> **WHAT THE TASK ASKS**
Examine each line of the data. Copy those that contain the string "образовании".

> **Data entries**
⟨

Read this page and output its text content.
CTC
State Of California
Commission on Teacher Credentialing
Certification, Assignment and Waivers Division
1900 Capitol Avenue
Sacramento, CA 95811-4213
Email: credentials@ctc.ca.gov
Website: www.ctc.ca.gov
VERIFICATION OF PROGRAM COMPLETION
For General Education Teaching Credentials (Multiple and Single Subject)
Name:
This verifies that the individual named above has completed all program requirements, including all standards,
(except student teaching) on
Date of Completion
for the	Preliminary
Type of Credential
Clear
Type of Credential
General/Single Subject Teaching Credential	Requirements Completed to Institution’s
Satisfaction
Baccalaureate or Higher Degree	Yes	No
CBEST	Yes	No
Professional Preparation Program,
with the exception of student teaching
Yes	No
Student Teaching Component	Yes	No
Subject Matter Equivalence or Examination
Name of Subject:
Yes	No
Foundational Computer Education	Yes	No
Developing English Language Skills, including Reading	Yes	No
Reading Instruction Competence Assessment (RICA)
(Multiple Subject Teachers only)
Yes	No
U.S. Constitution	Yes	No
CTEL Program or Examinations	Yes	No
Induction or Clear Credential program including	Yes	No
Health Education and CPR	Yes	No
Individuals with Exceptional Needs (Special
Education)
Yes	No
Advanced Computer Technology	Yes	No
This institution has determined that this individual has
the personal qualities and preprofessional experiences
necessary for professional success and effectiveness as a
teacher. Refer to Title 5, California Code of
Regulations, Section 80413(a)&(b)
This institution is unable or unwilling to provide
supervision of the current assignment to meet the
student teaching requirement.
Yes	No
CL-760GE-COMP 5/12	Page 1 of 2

⟩
⟨

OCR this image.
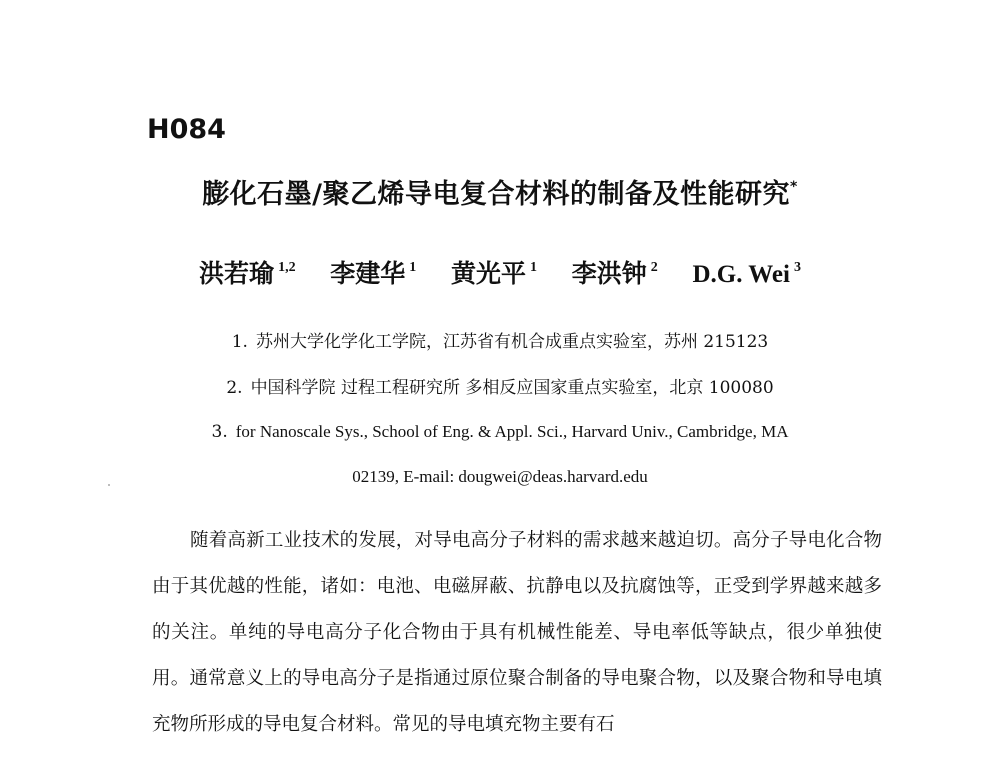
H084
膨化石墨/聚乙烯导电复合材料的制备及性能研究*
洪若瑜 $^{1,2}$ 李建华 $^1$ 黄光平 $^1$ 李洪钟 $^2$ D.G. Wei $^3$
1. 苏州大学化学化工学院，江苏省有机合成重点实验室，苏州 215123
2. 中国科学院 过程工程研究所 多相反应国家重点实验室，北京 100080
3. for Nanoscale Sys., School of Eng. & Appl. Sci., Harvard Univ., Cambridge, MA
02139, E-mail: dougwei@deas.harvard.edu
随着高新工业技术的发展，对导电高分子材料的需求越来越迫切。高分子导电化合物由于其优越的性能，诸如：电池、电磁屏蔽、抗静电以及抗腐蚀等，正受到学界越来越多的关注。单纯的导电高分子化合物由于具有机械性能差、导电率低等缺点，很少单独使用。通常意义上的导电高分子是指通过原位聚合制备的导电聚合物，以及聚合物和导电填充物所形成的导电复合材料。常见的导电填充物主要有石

⟩
⟨

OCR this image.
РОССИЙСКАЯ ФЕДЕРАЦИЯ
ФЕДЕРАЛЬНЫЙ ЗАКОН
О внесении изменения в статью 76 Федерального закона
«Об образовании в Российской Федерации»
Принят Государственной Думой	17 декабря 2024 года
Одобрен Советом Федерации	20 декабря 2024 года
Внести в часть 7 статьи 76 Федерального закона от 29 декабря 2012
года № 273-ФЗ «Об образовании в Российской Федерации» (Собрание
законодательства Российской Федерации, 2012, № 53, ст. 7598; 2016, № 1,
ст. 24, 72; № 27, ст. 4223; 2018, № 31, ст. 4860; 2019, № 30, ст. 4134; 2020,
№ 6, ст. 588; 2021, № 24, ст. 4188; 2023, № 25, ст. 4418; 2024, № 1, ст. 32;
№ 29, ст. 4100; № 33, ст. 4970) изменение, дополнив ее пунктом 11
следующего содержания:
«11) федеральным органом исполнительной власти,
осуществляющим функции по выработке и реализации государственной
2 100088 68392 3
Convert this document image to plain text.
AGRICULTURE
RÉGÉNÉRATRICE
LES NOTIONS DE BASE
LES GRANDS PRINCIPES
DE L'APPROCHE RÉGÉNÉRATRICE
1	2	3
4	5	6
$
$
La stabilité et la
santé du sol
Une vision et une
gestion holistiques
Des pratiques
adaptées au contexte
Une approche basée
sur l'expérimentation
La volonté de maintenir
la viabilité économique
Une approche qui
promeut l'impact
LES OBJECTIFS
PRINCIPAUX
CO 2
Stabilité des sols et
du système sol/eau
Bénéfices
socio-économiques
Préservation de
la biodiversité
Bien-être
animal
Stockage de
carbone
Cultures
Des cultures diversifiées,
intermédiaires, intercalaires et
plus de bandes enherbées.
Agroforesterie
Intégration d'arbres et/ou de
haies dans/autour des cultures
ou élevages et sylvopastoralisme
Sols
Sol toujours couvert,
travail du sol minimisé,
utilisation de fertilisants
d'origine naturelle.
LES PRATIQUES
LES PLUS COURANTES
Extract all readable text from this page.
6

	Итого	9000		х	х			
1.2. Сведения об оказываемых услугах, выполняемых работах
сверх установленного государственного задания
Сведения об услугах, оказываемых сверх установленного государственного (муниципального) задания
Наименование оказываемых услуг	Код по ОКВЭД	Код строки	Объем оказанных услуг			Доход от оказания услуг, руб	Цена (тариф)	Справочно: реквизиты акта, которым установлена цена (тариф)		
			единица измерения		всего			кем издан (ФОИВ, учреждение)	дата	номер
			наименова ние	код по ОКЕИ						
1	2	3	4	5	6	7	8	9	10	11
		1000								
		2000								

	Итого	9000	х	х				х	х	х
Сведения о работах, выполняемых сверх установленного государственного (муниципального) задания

⟩

> **TASK RESULT**
«Об образовании в Российской Федерации»
года № 273-ФЗ «Об образовании в Российской Федерации» (Собрание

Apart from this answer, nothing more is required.